EXTRAIT FOURNI:
::::::::
Appréciation du Tribunal

21.
    Le premier moyen s'articule en trois branches. Le requérant soutient, en premier lieu, que les questions qui lui ont été posées lors de l'entretien du 16 janvier 2002 étaient à la fois orientées et insuffisantes. En second lieu, il critique le fait qu'il n'a pas eu la possibilité de faire des observations sur les éléments des rapports de notation utilisés contre lui. Enfin, il réprouve le fait qu'il n'a pas eu la possibilité de faire des observations sur l'avis de M. Marro, sur lequel le rejet de sa candidature est basé.

22.
    À cet égard, il importe de rappeler, à titre liminaire, qu'il n'existe aucune disposition statutaire ouvrant à un candidat, dans le cadre d'une procédure de recrutement, le droit à un entretien avec son supérieur hiérarchique potentiel ou établissant l'obligation de convoquer d'office l'intéressé à un tel entretien (arrêt du Tribunal du 11 juin 1996, Anacoreta Correia/Commission, T-118/95, RecFP p. I-A-283 et II-835, point 36). L'AIPN ne peut, dès lors, être tenue d'organiser un entretien avec les candidats à un poste que si, et dans la mesure où, une telle obligation résulte du cadre légal qu'elle s'est fixé (arrêt du Tribunal du 20 septembre 2001, Coget e.a./Cour des comptes, T-95/01, RecFP p. I-A-191 et II-879, points 136 et 137).

23.
    Or, en l'espèce, il est constant que le requérant a effectivement bénéficié d'un entretien avec son supérieur hiérarchique potentiel en présence de deux autres fonctionnaires du service concerné.

24.
    En ce qui concerne la nature des questions posées au requérant, il suffit de rappeler que, dans le cadre d'une procédure de promotion et, de manière analogue, dans le cadre d'une procédure de mutation, l'AIPN est tenue d'effectuer son choix sur la base d'un examen comparatif des rapports de notation et des mérites respectifs des candidats. À cette fin, elle dispose du pouvoir statutaire de procéder à un tel examen selon la procédure ou la méthode qu'elle estime la plus appropriée, conformément à une jurisprudence bien établie (voir, notamment, arrêts de la Cour du 1er juillet 1976, de Wind/Commission, 62/75, Rec. p. 1167, point 17, et du Tribunal du 10 juillet 1992, Mergen/Commission, T-53/91, Rec. p. II-2041, point 30). L'AIPN dispose donc d'un large pouvoir d'appréciation en ce qui concerne cet examen. Ce pouvoir discrétionnaire ainsi reconnu à l'administration comprend notamment le pouvoir de poser les questions considérées comme pertinentes aux candidats lors de l'éventuel entretien, le contrôle du juge devant se limiter à la question de savoir si elle n'a pas usé de son pouvoir de manière manifestement erronée.
::::::::
Enregistrements de mise en page

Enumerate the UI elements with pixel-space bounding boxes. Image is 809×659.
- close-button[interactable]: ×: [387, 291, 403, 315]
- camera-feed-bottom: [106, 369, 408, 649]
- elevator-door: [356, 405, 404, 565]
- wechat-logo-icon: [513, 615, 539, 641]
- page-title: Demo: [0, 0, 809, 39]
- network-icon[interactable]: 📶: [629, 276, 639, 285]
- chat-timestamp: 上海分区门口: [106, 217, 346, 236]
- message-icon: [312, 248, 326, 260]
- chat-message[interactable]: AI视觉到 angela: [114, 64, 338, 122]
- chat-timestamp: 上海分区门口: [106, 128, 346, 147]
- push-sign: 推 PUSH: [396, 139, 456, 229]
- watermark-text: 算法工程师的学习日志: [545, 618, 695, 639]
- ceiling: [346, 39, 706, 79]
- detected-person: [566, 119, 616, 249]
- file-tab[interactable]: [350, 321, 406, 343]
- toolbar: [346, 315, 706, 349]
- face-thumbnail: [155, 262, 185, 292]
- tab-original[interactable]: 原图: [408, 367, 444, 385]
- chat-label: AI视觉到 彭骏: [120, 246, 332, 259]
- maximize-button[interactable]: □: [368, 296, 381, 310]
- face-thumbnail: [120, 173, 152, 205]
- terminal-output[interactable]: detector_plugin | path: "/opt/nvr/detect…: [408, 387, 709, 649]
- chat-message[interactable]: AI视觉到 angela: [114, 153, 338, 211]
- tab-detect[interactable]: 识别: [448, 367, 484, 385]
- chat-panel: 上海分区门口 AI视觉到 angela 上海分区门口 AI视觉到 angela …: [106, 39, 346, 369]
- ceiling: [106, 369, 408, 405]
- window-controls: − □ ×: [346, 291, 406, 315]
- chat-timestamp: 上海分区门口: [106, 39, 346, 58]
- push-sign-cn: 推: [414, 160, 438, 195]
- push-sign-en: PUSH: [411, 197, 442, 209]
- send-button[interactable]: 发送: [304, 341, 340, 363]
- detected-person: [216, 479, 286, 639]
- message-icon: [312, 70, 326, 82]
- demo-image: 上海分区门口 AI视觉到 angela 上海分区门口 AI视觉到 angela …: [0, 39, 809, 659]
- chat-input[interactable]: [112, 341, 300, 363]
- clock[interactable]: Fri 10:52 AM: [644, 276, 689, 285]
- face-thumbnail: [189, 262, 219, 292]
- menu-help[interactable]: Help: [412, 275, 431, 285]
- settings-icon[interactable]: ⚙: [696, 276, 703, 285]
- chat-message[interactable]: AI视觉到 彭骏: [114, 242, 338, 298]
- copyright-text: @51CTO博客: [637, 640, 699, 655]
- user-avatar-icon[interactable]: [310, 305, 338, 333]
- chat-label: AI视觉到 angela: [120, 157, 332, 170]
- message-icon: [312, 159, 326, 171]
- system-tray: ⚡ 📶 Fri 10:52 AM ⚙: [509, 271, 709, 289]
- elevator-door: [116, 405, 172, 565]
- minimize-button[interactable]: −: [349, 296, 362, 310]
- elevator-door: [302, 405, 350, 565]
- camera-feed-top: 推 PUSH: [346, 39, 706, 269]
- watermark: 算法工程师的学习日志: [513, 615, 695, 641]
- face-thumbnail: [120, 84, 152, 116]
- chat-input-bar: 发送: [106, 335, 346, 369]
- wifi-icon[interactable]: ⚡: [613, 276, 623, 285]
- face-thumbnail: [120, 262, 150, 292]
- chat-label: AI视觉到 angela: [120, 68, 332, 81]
::::::::
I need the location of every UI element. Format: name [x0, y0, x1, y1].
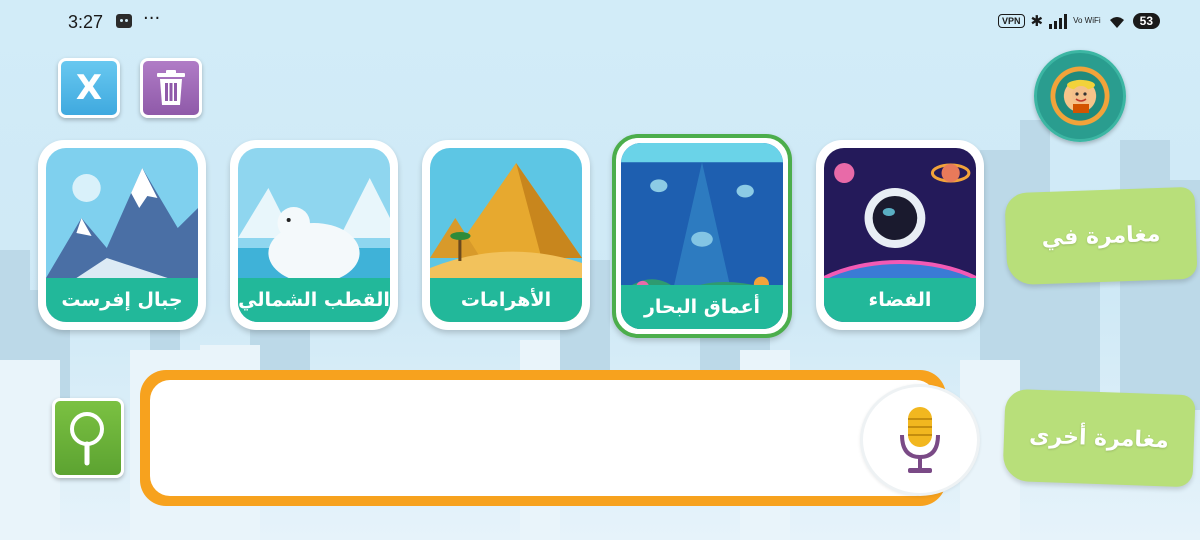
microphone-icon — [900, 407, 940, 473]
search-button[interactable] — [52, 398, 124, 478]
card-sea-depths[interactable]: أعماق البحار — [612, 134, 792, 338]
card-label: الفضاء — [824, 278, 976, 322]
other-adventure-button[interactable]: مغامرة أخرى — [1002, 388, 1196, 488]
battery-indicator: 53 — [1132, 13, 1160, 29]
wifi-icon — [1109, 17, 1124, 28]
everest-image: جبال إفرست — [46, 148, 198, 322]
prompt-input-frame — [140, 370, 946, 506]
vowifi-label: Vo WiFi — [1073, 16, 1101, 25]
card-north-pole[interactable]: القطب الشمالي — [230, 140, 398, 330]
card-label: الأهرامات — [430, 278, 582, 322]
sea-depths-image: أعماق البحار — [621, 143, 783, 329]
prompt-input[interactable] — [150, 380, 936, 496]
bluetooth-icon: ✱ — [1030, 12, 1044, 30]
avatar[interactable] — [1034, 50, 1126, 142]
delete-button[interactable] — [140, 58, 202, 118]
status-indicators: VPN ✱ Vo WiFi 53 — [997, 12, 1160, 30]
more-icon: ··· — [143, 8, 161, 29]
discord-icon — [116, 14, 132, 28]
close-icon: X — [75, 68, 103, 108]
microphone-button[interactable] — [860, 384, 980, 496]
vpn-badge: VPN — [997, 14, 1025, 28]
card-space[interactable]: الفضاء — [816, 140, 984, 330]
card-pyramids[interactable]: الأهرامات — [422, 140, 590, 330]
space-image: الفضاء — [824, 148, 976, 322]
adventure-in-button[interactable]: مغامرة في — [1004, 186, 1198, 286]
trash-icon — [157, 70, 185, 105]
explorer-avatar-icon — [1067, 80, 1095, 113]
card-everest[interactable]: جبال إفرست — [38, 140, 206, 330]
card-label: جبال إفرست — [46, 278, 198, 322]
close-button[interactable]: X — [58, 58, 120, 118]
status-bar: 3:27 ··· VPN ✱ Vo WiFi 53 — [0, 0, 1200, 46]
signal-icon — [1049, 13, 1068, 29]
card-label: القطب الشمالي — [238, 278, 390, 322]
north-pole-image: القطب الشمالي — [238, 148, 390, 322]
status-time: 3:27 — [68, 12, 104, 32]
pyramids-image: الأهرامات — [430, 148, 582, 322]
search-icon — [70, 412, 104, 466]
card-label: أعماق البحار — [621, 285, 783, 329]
::::::::
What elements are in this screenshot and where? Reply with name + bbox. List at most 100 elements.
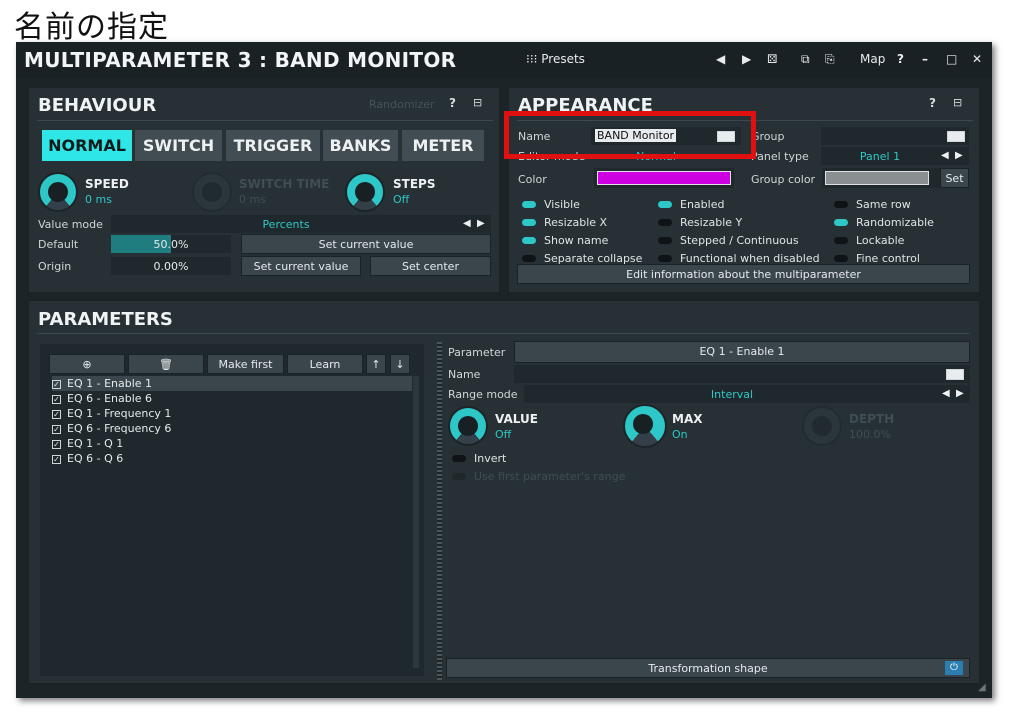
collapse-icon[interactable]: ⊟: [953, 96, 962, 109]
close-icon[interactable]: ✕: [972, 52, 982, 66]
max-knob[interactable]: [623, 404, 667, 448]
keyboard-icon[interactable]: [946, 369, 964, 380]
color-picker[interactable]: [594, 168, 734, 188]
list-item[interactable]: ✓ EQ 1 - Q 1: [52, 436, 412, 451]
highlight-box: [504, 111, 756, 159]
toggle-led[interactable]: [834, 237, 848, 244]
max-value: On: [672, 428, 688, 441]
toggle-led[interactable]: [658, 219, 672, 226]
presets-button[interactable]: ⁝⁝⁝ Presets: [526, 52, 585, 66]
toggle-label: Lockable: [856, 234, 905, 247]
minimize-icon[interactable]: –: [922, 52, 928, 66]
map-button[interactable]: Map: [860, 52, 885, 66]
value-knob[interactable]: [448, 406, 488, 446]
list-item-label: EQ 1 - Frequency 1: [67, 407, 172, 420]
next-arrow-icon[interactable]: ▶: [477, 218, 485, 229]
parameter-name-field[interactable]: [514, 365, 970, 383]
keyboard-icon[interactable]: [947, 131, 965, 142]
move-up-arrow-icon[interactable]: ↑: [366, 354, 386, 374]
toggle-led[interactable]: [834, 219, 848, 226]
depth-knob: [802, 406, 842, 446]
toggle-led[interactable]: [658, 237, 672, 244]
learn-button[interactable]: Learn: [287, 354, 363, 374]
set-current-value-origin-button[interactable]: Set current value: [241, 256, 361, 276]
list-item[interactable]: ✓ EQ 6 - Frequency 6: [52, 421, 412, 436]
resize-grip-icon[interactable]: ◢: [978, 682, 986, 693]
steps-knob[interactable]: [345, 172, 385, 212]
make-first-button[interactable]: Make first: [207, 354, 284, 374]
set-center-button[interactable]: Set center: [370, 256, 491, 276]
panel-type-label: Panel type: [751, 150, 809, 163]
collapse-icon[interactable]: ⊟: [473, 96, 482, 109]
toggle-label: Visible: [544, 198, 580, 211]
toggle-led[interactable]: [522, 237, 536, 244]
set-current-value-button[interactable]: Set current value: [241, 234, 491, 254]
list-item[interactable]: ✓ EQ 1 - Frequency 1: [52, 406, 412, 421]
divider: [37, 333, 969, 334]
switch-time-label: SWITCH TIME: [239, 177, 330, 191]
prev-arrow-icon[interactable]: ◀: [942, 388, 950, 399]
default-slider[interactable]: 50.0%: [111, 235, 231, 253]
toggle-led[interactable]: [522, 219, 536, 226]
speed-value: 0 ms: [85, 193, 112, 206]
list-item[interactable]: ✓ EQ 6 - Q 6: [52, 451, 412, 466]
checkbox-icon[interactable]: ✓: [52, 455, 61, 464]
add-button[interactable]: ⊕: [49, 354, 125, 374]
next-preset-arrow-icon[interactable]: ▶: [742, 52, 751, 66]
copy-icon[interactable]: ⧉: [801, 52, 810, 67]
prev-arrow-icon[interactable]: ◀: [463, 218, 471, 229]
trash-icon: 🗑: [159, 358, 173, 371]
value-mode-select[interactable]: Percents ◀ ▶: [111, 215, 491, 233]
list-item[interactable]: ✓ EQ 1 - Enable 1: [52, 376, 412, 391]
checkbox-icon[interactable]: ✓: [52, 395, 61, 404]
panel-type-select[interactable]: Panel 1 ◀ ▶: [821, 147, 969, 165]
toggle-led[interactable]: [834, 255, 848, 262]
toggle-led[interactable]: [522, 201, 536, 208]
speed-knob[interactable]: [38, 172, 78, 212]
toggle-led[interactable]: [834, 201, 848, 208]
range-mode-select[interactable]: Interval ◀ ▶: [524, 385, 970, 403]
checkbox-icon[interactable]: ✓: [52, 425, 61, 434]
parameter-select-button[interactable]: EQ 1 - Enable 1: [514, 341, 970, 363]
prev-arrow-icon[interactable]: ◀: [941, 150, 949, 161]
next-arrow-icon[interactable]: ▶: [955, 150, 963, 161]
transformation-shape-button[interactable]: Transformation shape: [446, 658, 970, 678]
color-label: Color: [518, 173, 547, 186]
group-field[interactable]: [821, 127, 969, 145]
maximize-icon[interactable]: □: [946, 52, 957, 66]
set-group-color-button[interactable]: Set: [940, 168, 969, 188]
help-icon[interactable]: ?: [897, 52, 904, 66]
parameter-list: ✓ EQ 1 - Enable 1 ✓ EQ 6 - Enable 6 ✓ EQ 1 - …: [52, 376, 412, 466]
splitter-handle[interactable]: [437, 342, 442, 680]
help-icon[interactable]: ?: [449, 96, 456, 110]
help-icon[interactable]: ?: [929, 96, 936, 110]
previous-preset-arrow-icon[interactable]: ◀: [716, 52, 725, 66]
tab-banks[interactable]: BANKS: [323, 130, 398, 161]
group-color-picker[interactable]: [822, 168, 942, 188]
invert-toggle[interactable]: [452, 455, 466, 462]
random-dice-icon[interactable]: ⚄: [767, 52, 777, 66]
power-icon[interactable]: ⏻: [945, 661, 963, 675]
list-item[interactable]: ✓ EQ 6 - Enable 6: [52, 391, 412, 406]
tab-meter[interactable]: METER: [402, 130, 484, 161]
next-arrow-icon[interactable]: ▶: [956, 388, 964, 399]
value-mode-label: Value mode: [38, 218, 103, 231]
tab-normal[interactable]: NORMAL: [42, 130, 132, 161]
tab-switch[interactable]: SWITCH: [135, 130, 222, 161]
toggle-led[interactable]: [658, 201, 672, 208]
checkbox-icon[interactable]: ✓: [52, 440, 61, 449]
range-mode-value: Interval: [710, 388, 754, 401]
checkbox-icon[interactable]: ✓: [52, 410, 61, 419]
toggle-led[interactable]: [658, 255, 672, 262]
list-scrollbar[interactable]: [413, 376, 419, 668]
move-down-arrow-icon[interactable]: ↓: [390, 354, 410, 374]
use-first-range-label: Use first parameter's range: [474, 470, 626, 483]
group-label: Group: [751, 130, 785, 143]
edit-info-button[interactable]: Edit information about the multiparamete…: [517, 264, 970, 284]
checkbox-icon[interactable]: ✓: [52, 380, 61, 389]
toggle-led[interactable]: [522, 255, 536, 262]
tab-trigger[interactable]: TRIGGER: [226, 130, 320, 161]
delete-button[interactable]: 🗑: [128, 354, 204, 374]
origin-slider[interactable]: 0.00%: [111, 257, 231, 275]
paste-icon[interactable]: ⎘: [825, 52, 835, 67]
::::::::
CONSIGNE:
Pourriez-vous reprendre l'extrait sur l'appréciation du Tribunal et le poursuivre à partir de sa dernière phrase ?

CORRIGÉ DE L'EXERCICE:
25.
    En l'espèce, il ressort des attestations des participants à l'entretien du 16 janvier 2002 ainsi que des mémoires des parties au litige que le chef de la division de la presse et de l'information a informé le requérant du fait que sa promotion au grade A 5 pourrait être retardée s'il était muté à la division de la presse et de l'information. Or, cette constatation ne s'avère nullement orientée. En ce qui concerne la référence faite par le chef de la division de la presse et de l'information au cas d'une précédente mutation qui s'était traduite par un échec, cette référence avait pour but, selon la défenderesse - laquelle n'a pas été contredite sur ce point par le requérant - de mettre l'accent sur l'accroissement de la charge et du rythme de travail dans la division de la presse et de l'information. Dans ce contexte, cette référence ne peut non plus être considérée comme orientée contre la candidature du requérant.

26.
    En ce qui concerne le prétendu caractère insuffisant des questions posées au requérant, il y a lieu de remarquer qu'il ressort des explications des parties que le requérant a été interrogé sur les raisons motivant sa demande de mutation. En outre, selon la défenderesse, qui n'est pas contredite sur ce point par le requérant, aucune autre question n'a été posée sur la motivation et l'intérêt du requérant pour le poste, car ce dernier a de sa propre initiative informé les participants à cet égard au cours de l'entretien.

27.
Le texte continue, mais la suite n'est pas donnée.